> **Extract**:
____
With this I was able to Install Windows XP (SP3) with Office 2003 (SP2), IE7, WMP 11, Symantec Client Security, Adobe acrobat reader, Firefox, Thunderbird, Pidgin and Palm Desktop in addition to the necessary drivers in under 4GB of an 8GB CF card on a ThinkPad X40.
____
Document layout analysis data

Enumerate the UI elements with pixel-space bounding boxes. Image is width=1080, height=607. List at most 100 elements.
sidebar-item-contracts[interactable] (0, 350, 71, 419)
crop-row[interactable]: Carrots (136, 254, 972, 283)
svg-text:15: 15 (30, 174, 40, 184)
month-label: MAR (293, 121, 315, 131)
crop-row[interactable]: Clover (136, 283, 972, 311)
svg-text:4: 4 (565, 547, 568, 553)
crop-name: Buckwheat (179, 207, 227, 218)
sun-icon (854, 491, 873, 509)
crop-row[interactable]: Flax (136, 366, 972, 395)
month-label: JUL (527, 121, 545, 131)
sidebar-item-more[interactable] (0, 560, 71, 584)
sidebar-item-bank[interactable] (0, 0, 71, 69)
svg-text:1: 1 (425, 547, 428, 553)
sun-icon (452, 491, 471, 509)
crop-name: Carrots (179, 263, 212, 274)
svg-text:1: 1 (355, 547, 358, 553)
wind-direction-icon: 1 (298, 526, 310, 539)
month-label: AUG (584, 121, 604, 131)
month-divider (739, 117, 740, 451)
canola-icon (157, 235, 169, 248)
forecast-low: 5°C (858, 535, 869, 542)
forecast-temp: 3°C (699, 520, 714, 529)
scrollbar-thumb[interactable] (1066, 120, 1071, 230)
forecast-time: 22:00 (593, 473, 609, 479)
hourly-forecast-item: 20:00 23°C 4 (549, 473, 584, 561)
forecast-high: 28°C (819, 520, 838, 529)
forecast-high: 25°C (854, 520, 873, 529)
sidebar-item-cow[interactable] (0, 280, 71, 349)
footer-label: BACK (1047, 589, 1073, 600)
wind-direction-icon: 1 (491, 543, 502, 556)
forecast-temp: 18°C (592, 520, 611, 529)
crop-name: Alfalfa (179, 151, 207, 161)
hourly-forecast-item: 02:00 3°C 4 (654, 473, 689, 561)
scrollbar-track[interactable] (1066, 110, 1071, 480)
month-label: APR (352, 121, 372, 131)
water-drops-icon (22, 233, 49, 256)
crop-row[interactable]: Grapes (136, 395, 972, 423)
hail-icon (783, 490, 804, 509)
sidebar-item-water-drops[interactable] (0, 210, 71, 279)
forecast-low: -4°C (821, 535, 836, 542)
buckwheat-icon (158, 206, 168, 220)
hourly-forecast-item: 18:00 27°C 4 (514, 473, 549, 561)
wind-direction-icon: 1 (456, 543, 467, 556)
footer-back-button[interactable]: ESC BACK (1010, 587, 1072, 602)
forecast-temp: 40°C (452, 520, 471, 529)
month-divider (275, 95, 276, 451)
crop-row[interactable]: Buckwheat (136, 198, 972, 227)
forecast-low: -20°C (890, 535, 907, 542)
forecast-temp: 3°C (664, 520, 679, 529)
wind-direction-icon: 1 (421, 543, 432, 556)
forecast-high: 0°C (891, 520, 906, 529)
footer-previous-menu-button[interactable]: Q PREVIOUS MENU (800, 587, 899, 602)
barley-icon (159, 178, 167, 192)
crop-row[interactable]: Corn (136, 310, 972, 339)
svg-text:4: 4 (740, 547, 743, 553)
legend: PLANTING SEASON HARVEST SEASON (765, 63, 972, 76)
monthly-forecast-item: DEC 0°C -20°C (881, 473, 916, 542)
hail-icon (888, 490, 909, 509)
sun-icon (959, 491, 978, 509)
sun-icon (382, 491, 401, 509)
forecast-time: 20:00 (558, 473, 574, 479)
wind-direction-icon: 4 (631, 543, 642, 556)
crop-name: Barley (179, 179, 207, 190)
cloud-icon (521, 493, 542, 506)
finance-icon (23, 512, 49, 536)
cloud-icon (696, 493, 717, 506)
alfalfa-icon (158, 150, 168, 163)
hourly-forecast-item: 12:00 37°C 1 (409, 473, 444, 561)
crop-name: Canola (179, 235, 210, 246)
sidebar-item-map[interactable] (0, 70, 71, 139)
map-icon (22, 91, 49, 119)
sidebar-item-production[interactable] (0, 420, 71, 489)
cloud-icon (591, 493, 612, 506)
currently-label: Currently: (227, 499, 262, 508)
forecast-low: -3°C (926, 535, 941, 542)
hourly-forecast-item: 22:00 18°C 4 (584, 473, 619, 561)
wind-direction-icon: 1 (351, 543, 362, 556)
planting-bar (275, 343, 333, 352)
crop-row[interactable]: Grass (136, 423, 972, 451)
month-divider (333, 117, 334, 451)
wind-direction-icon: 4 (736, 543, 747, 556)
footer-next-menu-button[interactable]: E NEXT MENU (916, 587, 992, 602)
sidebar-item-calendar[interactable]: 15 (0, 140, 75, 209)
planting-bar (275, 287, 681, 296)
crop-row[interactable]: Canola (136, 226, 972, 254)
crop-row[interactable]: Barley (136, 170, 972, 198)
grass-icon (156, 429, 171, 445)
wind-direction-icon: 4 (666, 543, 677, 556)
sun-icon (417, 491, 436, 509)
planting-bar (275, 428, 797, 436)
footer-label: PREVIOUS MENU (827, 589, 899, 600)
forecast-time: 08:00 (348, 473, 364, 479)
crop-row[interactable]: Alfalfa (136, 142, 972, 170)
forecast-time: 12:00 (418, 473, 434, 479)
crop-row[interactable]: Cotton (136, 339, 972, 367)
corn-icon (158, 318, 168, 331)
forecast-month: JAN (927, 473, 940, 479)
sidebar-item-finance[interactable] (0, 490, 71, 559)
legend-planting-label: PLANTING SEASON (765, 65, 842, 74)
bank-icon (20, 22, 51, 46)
____
> **About this exercise**:
Using the excerpt on installing Windows XP, answer these questions:
1. Which Office version was installed?
2. What was the capacity of the CF card?
3. On which computer was the installation done?
The listing has no role in this exercise.

> **Answer section**:
1. Office 2003 (SP2)
2. 8GB
3. A ThinkPad X40